» AIM:
Reproduce all entries verbatim, with nothing added or dropped.

» PROVIDED MATERIAL:
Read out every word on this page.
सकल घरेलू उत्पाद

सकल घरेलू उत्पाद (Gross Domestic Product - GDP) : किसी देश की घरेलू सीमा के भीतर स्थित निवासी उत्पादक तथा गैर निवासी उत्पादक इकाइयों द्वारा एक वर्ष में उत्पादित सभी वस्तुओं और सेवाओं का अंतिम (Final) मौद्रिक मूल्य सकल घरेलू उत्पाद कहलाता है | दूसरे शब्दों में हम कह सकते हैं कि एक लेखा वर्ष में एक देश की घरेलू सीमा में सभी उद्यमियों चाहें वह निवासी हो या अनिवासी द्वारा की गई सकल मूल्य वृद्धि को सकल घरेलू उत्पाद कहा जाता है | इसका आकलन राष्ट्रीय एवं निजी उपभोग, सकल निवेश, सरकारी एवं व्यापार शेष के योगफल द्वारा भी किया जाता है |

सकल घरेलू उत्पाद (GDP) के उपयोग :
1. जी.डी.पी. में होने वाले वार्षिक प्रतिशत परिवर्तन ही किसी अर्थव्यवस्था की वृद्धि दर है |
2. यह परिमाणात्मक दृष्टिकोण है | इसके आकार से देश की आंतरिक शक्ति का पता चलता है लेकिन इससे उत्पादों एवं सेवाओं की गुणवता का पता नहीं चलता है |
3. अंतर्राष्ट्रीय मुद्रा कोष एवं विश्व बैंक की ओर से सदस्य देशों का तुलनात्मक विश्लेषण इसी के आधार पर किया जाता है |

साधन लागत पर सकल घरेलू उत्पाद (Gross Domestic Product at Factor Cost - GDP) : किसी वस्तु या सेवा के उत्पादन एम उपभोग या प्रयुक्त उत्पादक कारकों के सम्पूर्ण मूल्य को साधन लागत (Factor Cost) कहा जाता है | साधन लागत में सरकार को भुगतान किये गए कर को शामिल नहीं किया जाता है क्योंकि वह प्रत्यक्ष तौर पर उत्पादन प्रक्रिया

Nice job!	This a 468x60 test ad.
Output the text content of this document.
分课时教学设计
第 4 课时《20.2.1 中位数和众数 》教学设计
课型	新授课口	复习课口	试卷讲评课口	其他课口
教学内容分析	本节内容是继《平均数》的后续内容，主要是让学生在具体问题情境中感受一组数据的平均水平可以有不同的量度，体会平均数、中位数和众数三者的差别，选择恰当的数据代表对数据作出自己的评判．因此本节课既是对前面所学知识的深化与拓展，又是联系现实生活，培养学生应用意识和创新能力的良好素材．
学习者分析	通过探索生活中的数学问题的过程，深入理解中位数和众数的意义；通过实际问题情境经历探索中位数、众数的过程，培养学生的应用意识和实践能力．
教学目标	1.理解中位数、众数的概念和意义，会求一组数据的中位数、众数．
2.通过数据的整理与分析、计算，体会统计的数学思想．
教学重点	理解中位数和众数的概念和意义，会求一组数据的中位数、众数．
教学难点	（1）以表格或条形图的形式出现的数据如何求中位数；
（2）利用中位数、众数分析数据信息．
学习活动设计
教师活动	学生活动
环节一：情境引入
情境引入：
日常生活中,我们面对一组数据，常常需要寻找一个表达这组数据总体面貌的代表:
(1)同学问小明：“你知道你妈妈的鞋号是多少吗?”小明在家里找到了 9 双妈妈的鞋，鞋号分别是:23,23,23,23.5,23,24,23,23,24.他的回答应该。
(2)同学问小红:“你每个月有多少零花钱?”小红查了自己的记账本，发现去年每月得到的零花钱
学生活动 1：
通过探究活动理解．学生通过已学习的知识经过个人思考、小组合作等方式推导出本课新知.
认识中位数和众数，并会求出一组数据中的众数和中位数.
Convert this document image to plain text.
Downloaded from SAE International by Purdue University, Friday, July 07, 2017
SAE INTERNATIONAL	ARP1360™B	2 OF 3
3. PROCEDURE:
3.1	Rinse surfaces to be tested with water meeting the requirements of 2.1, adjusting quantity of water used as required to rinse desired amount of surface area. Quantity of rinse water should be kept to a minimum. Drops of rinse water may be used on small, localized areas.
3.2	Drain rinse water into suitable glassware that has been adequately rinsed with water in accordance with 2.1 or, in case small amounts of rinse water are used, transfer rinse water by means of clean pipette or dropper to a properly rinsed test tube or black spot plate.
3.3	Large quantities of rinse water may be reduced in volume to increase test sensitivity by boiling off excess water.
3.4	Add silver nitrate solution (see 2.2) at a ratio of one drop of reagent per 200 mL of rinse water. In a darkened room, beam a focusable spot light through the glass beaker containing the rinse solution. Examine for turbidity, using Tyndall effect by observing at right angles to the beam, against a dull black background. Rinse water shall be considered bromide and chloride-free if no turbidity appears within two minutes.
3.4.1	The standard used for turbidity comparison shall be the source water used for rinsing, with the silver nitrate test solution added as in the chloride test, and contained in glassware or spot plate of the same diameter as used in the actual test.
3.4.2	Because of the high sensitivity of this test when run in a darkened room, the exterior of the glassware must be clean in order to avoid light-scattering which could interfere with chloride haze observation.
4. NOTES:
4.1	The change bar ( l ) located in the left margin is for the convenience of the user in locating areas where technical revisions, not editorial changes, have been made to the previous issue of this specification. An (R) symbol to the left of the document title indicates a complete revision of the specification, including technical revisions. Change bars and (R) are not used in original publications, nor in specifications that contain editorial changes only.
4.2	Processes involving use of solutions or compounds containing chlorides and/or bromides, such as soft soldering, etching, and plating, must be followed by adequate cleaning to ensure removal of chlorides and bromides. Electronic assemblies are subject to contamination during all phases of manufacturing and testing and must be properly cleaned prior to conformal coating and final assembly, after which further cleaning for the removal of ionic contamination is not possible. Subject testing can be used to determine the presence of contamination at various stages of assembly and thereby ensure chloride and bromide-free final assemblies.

» EXERCISE SOLUTION:
Read out every word on this page.
सकल घरेलू उत्पाद

सकल घरेलू उत्पाद (Gross Domestic Product - GDP) : किसी देश की घरेलू सीमा के भीतर स्थित निवासी उत्पादक तथा गैर निवासी उत्पादक इकाइयों द्वारा एक वर्ष में उत्पादित सभी वस्तुओं और सेवाओं का अंतिम (Final) मौद्रिक मूल्य सकल घरेलू उत्पाद कहलाता है | दूसरे शब्दों में हम कह सकते हैं कि एक लेखा वर्ष में एक देश की घरेलू सीमा में सभी उद्यमियों चाहें वह निवासी हो या अनिवासी द्वारा की गई सकल मूल्य वृद्धि को सकल घरेलू उत्पाद कहा जाता है | इसका आकलन राष्ट्रीय एवं निजी उपभोग, सकल निवेश, सरकारी एवं व्यापार शेष के योगफल द्वारा भी किया जाता है |

सकल घरेलू उत्पाद (GDP) के उपयोग :
1. जी.डी.पी. में होने वाले वार्षिक प्रतिशत परिवर्तन ही किसी अर्थव्यवस्था की वृद्धि दर है |
2. यह परिमाणात्मक दृष्टिकोण है | इसके आकार से देश की आंतरिक शक्ति का पता चलता है लेकिन इससे उत्पादों एवं सेवाओं की गुणवता का पता नहीं चलता है |
3. अंतर्राष्ट्रीय मुद्रा कोष एवं विश्व बैंक की ओर से सदस्य देशों का तुलनात्मक विश्लेषण इसी के आधार पर किया जाता है |

साधन लागत पर सकल घरेलू उत्पाद (Gross Domestic Product at Factor Cost - GDP) : किसी वस्तु या सेवा के उत्पादन एम उपभोग या प्रयुक्त उत्पादक कारकों के सम्पूर्ण मूल्य को साधन लागत (Factor Cost) कहा जाता है | साधन लागत में सरकार को भुगतान किये गए कर को शामिल नहीं किया जाता है क्योंकि वह प्रत्यक्ष तौर पर उत्पादन प्रक्रिया

Nice job!	This a 468x60 test ad.
Output the text content of this document.
分课时教学设计
第 4 课时《20.2.1 中位数和众数 》教学设计
课型	新授课口	复习课口	试卷讲评课口	其他课口
教学内容分析	本节内容是继《平均数》的后续内容，主要是让学生在具体问题情境中感受一组数据的平均水平可以有不同的量度，体会平均数、中位数和众数三者的差别，选择恰当的数据代表对数据作出自己的评判．因此本节课既是对前面所学知识的深化与拓展，又是联系现实生活，培养学生应用意识和创新能力的良好素材．
学习者分析	通过探索生活中的数学问题的过程，深入理解中位数和众数的意义；通过实际问题情境经历探索中位数、众数的过程，培养学生的应用意识和实践能力．
教学目标	1.理解中位数、众数的概念和意义，会求一组数据的中位数、众数．
2.通过数据的整理与分析、计算，体会统计的数学思想．
教学重点	理解中位数和众数的概念和意义，会求一组数据的中位数、众数．
教学难点	（1）以表格或条形图的形式出现的数据如何求中位数；
（2）利用中位数、众数分析数据信息．
学习活动设计
教师活动	学生活动
环节一：情境引入
情境引入：
日常生活中,我们面对一组数据，常常需要寻找一个表达这组数据总体面貌的代表:
(1)同学问小明：“你知道你妈妈的鞋号是多少吗?”小明在家里找到了 9 双妈妈的鞋，鞋号分别是:23,23,23,23.5,23,24,23,23,24.他的回答应该。
(2)同学问小红:“你每个月有多少零花钱?”小红查了自己的记账本，发现去年每月得到的零花钱
学生活动 1：
通过探究活动理解．学生通过已学习的知识经过个人思考、小组合作等方式推导出本课新知.
认识中位数和众数，并会求出一组数据中的众数和中位数.
Convert this document image to plain text.
Downloaded from SAE International by Purdue University, Friday, July 07, 2017
SAE INTERNATIONAL	ARP1360™B	2 OF 3
3. PROCEDURE:
3.1	Rinse surfaces to be tested with water meeting the requirements of 2.1, adjusting quantity of water used as required to rinse desired amount of surface area. Quantity of rinse water should be kept to a minimum. Drops of rinse water may be used on small, localized areas.
3.2	Drain rinse water into suitable glassware that has been adequately rinsed with water in accordance with 2.1 or, in case small amounts of rinse water are used, transfer rinse water by means of clean pipette or dropper to a properly rinsed test tube or black spot plate.
3.3	Large quantities of rinse water may be reduced in volume to increase test sensitivity by boiling off excess water.
3.4	Add silver nitrate solution (see 2.2) at a ratio of one drop of reagent per 200 mL of rinse water. In a darkened room, beam a focusable spot light through the glass beaker containing the rinse solution. Examine for turbidity, using Tyndall effect by observing at right angles to the beam, against a dull black background. Rinse water shall be considered bromide and chloride-free if no turbidity appears within two minutes.
3.4.1	The standard used for turbidity comparison shall be the source water used for rinsing, with the silver nitrate test solution added as in the chloride test, and contained in glassware or spot plate of the same diameter as used in the actual test.
3.4.2	Because of the high sensitivity of this test when run in a darkened room, the exterior of the glassware must be clean in order to avoid light-scattering which could interfere with chloride haze observation.
4. NOTES:
4.1	The change bar ( l ) located in the left margin is for the convenience of the user in locating areas where technical revisions, not editorial changes, have been made to the previous issue of this specification. An (R) symbol to the left of the document title indicates a complete revision of the specification, including technical revisions. Change bars and (R) are not used in original publications, nor in specifications that contain editorial changes only.
4.2	Processes involving use of solutions or compounds containing chlorides and/or bromides, such as soft soldering, etching, and plating, must be followed by adequate cleaning to ensure removal of chlorides and bromides. Electronic assemblies are subject to contamination during all phases of manufacturing and testing and must be properly cleaned prior to conformal coating and final assembly, after which further cleaning for the removal of ionic contamination is not possible. Subject testing can be used to determine the presence of contamination at various stages of assembly and thereby ensure chloride and bromide-free final assemblies.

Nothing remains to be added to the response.